§ Prompt
Print exactly the lines from the one containing "Output the text content of this document." through the last line of the listing, both included.

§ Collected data
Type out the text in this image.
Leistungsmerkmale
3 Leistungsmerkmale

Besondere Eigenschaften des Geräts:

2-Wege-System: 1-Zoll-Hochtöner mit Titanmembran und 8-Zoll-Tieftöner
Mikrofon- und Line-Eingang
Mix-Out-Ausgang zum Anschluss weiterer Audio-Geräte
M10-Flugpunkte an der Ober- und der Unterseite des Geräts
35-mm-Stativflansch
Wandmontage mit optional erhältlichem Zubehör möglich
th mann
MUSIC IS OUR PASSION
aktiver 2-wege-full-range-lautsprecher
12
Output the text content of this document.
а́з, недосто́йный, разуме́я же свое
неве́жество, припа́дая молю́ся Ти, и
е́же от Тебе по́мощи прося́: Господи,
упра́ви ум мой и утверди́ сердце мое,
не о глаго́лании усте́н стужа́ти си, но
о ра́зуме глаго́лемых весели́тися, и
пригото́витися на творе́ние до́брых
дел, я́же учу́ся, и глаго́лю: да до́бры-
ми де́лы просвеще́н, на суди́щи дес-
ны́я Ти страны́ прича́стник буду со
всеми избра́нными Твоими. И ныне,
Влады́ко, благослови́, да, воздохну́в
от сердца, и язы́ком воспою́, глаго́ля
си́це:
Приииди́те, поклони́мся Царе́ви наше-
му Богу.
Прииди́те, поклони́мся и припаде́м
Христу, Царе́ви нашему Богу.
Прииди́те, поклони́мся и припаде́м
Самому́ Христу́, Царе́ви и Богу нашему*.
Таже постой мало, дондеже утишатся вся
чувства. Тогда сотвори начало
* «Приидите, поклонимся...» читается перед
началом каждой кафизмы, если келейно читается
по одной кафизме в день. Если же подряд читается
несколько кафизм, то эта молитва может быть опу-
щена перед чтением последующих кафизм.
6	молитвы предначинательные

§ The answer
Output the text content of this document.
а́з, недосто́йный, разуме́я же свое
неве́жество, припа́дая молю́ся Ти, и
е́же от Тебе по́мощи прося́: Господи,
упра́ви ум мой и утверди́ сердце мое,
не о глаго́лании усте́н стужа́ти си, но
о ра́зуме глаго́лемых весели́тися, и
пригото́витися на творе́ние до́брых
дел, я́же учу́ся, и глаго́лю: да до́бры-
ми де́лы просвеще́н, на суди́щи дес-
ны́я Ти страны́ прича́стник буду со
всеми избра́нными Твоими. И ныне,
Влады́ко, благослови́, да, воздохну́в
от сердца, и язы́ком воспою́, глаго́ля
си́це:
Приииди́те, поклони́мся Царе́ви наше-
му Богу.
Прииди́те, поклони́мся и припаде́м
Христу, Царе́ви нашему Богу.
Прииди́те, поклони́мся и припаде́м
Самому́ Христу́, Царе́ви и Богу нашему*.
Таже постой мало, дондеже утишатся вся
чувства. Тогда сотвори начало
* «Приидите, поклонимся...» читается перед
началом каждой кафизмы, если келейно читается
по одной кафизме в день. Если же подряд читается
несколько кафизм, то эта молитва может быть опу-
щена перед чтением последующих кафизм.
6	молитвы предначинательные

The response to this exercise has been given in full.